Go through the listing and write out all of it exactly.

══════

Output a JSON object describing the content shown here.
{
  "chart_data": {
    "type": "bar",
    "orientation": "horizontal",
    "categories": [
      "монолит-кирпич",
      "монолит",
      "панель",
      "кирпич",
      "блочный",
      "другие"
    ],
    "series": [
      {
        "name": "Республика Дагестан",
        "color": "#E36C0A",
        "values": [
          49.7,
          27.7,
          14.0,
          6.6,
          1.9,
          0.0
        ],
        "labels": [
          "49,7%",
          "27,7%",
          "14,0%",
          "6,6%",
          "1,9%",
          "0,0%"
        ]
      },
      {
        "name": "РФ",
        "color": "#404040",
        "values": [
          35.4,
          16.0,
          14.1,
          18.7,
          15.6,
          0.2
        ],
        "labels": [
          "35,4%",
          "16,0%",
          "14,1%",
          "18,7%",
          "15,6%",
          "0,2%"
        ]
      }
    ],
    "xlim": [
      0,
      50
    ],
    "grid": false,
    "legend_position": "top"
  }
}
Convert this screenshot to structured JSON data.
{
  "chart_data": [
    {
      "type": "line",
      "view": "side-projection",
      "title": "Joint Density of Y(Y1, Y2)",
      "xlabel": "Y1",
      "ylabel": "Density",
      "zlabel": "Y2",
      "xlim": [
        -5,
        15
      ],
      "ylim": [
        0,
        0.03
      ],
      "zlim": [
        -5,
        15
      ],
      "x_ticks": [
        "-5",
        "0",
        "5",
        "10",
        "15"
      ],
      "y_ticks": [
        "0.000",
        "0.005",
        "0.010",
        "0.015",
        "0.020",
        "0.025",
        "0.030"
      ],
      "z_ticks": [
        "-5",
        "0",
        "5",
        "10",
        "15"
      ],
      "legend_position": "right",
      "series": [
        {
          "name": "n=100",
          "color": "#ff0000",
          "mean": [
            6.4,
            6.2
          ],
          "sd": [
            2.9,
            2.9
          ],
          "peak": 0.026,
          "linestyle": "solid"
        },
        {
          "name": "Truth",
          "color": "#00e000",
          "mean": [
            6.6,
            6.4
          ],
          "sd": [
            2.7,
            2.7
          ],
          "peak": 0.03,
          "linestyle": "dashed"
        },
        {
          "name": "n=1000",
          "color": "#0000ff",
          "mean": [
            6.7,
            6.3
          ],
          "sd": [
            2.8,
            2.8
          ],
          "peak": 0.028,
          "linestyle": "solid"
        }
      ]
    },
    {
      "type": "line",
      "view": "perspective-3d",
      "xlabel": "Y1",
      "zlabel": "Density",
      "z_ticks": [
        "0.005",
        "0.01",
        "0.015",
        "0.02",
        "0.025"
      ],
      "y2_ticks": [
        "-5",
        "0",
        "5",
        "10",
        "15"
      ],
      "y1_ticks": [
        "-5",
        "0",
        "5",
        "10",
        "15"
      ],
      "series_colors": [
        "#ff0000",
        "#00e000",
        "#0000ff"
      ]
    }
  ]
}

══════

» **EXERCISE RESPONSE**:
Output a JSON object describing the content shown here.
{
  "chart_data": {
    "type": "bar",
    "orientation": "horizontal",
    "categories": [
      "монолит-кирпич",
      "монолит",
      "панель",
      "кирпич",
      "блочный",
      "другие"
    ],
    "series": [
      {
        "name": "Республика Дагестан",
        "color": "#E36C0A",
        "values": [
          49.7,
          27.7,
          14.0,
          6.6,
          1.9,
          0.0
        ],
        "labels": [
          "49,7%",
          "27,7%",
          "14,0%",
          "6,6%",
          "1,9%",
          "0,0%"
        ]
      },
      {
        "name": "РФ",
        "color": "#404040",
        "values": [
          35.4,
          16.0,
          14.1,
          18.7,
          15.6,
          0.2
        ],
        "labels": [
          "35,4%",
          "16,0%",
          "14,1%",
          "18,7%",
          "15,6%",
          "0,2%"
        ]
      }
    ],
    "xlim": [
      0,
      50
    ],
    "grid": false,
    "legend_position": "top"
  }
}
Convert this screenshot to structured JSON data.
{
  "chart_data": [
    {
      "type": "line",
      "view": "side-projection",
      "title": "Joint Density of Y(Y1, Y2)",
      "xlabel": "Y1",
      "ylabel": "Density",
      "zlabel": "Y2",
      "xlim": [
        -5,
        15
      ],
      "ylim": [
        0,
        0.03
      ],
      "zlim": [
        -5,
        15
      ],
      "x_ticks": [
        "-5",
        "0",
        "5",
        "10",
        "15"
      ],
      "y_ticks": [
        "0.000",
        "0.005",
        "0.010",
        "0.015",
        "0.020",
        "0.025",
        "0.030"
      ],
      "z_ticks": [
        "-5",
        "0",
        "5",
        "10",
        "15"
      ],
      "legend_position": "right",
      "series": [
        {
          "name": "n=100",
          "color": "#ff0000",
          "mean": [
            6.4,
            6.2
          ],
          "sd": [
            2.9,
            2.9
          ],
          "peak": 0.026,
          "linestyle": "solid"
        },
        {
          "name": "Truth",
          "color": "#00e000",
          "mean": [
            6.6,
            6.4
          ],
          "sd": [
            2.7,
            2.7
          ],
          "peak": 0.03,
          "linestyle": "dashed"
        },
        {
          "name": "n=1000",
          "color": "#0000ff",
          "mean": [
            6.7,
            6.3
          ],
          "sd": [
            2.8,
            2.8
          ],
          "peak": 0.028,
          "linestyle": "solid"
        }
      ]
    },
    {
      "type": "line",
      "view": "perspective-3d",
      "xlabel": "Y1",
      "zlabel": "Density",
      "z_ticks": [
        "0.005",
        "0.01",
        "0.015",
        "0.02",
        "0.025"
      ],
      "y2_ticks": [
        "-5",
        "0",
        "5",
        "10",
        "15"
      ],
      "y1_ticks": [
        "-5",
        "0",
        "5",
        "10",
        "15"
      ],
      "series_colors": [
        "#ff0000",
        "#00e000",
        "#0000ff"
      ]
    }
  ]
}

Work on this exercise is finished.